PASSAGE SHOWN ▸
▬▬▬▬▬▬
There's no single authority when developing an open source project in
a collaborative manner. Everyone can make proposals but they are
*only* proposals. Nobody as more power than anyone else simply because
he's a said expert in the field. People will trust that person on what
he proposes not on his title.
Everyone has the same power to propose something.
So yes I'm very happy that Laurent makes proposals and it's very
likely that his proposals will please people (since he's an expert
designer) but you can't say we have to accept whatever Laurent
proposes *WITHOUT* any justification and *WITHOUT* questioning his
choices.
So even though I would personally benefit more from
the complex UI
I've
proposed, I think the best thing we can do for XWiki right now is to
think
about real people who hardly know how to use a wiki and provide them
with a
dead-simple, wizard-based interface with very little options that
will guide
them through the whole process. Let's accept it: we're not the WYSIWYG
editor's target market. Our mothers are. And my mother would be
definitely
unable to use the interface I've suggested :-)
▬▬▬▬▬▬
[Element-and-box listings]
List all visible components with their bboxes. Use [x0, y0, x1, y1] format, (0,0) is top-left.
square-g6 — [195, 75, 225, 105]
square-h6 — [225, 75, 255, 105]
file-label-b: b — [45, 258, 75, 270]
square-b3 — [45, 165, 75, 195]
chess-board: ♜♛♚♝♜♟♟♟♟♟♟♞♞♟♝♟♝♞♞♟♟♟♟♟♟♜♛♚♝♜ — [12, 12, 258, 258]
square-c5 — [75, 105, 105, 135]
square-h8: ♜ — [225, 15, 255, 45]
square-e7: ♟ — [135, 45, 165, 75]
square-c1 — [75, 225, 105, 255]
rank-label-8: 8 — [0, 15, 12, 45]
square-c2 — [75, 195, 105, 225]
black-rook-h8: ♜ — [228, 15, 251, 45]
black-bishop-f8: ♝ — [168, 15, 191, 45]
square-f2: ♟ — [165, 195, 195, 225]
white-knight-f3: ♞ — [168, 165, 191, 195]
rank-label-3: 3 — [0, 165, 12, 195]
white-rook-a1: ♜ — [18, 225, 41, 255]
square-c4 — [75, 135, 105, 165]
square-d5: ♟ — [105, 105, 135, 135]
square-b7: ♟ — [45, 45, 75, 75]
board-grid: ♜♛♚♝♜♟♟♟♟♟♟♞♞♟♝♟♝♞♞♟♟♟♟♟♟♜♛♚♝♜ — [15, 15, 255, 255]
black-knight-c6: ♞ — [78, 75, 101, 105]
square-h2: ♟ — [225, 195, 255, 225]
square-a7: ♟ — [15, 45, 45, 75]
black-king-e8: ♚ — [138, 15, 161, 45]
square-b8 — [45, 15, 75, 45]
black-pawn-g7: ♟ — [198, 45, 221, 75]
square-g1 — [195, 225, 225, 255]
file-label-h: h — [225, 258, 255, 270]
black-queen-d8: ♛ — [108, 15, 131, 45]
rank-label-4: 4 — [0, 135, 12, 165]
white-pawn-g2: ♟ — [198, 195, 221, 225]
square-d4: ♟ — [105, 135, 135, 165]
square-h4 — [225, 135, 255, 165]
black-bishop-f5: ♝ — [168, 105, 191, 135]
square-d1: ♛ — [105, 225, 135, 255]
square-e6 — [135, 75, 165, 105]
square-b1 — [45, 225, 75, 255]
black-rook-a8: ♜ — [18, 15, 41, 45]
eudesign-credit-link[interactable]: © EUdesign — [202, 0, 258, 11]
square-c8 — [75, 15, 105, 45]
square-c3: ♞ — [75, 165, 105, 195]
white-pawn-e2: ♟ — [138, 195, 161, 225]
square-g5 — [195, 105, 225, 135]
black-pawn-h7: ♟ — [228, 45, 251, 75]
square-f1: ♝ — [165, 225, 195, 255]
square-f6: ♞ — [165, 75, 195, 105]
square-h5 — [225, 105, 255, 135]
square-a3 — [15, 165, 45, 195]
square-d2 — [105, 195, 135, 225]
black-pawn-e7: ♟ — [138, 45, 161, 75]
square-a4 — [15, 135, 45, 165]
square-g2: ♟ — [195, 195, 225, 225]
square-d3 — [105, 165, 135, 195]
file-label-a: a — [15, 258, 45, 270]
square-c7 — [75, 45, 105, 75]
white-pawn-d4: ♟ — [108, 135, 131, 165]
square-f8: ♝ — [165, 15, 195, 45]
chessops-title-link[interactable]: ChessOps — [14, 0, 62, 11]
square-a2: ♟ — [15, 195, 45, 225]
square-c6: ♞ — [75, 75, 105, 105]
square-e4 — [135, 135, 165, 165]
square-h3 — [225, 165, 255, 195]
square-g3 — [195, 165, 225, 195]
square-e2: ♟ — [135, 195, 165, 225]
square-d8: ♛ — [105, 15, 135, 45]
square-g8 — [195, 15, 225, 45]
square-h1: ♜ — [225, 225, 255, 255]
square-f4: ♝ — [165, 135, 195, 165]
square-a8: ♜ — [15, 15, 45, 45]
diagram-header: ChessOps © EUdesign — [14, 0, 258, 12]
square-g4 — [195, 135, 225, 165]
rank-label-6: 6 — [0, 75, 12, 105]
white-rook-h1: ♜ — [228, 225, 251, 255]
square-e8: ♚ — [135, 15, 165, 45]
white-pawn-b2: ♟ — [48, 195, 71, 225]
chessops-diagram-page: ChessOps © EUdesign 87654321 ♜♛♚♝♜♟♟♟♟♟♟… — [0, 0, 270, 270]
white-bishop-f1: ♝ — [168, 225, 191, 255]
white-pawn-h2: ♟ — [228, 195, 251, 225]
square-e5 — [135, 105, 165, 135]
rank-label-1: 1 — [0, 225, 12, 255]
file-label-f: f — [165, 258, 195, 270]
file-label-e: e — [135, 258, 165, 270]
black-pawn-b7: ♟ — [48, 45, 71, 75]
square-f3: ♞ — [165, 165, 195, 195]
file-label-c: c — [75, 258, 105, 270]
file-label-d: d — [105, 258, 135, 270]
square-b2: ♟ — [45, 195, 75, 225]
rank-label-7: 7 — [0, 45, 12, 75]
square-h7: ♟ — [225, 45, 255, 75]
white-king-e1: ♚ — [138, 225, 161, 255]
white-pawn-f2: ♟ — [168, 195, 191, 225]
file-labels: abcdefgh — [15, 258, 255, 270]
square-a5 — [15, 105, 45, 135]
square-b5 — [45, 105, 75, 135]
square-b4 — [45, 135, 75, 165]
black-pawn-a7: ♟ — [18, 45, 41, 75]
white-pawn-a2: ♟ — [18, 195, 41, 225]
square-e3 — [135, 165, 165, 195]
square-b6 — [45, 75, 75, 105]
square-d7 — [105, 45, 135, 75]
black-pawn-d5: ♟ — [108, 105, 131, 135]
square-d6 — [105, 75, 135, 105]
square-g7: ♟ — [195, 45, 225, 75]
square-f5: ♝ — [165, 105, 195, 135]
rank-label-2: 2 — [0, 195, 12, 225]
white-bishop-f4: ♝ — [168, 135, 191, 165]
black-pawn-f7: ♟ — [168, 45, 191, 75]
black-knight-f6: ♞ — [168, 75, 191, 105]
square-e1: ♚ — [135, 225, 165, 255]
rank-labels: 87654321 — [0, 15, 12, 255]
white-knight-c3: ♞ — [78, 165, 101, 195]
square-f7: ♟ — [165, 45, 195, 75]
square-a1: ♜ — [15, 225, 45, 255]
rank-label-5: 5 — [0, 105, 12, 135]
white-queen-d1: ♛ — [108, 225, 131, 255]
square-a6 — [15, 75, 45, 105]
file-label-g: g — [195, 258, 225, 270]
▬▬▬▬▬▬
LIST OF TASKS ▸
a) Rewrite the paragraph of the XWiki message that begins "So even though I would personally benefit" in fewer words, keeping its main points.
b) Write the next part of the XWiki message, starting right after its final sentence.

ANSWERS FOR THE EXERCISE ▸
a) The writer would personally gain more from the complex UI they proposed. Still, they think XWiki's best move now is to consider real people who barely know how to use a wiki. Those people should get a dead-simple, wizard-based interface with very few options that guides them through the whole process. The writer's group is not the WYSIWYG editor's target market; their mothers are. The writer's own mother could not use the interface the writer suggested.

b)
It's a balance. Right now 99.99999% percent of our user's target are
not your mother (not mine at least ;)). They are people who have used
a computer before and business professionals (and slightly more on the
techy side). but you can't say we'll have a tutorial to explain how to
use a mouse everytime someone wants to insert a link because there are
people who haven't used a mouse yet. There needs to be a limit.
I really think that the WYSIWYG editor should be usable by tech people
too.
Last, even for novice users once they've inserted, say 2-3 links with
the wizard, they'll want a faster way to do so. It must be possible
for a user to simply start typing a page name right away and then
(optionally) select where to put it afterwards.
Thanks
-Vincent
>>>>> * It's missing the ability to
specify any number of parameters
>>>>> (for
>>>>> advanced usages)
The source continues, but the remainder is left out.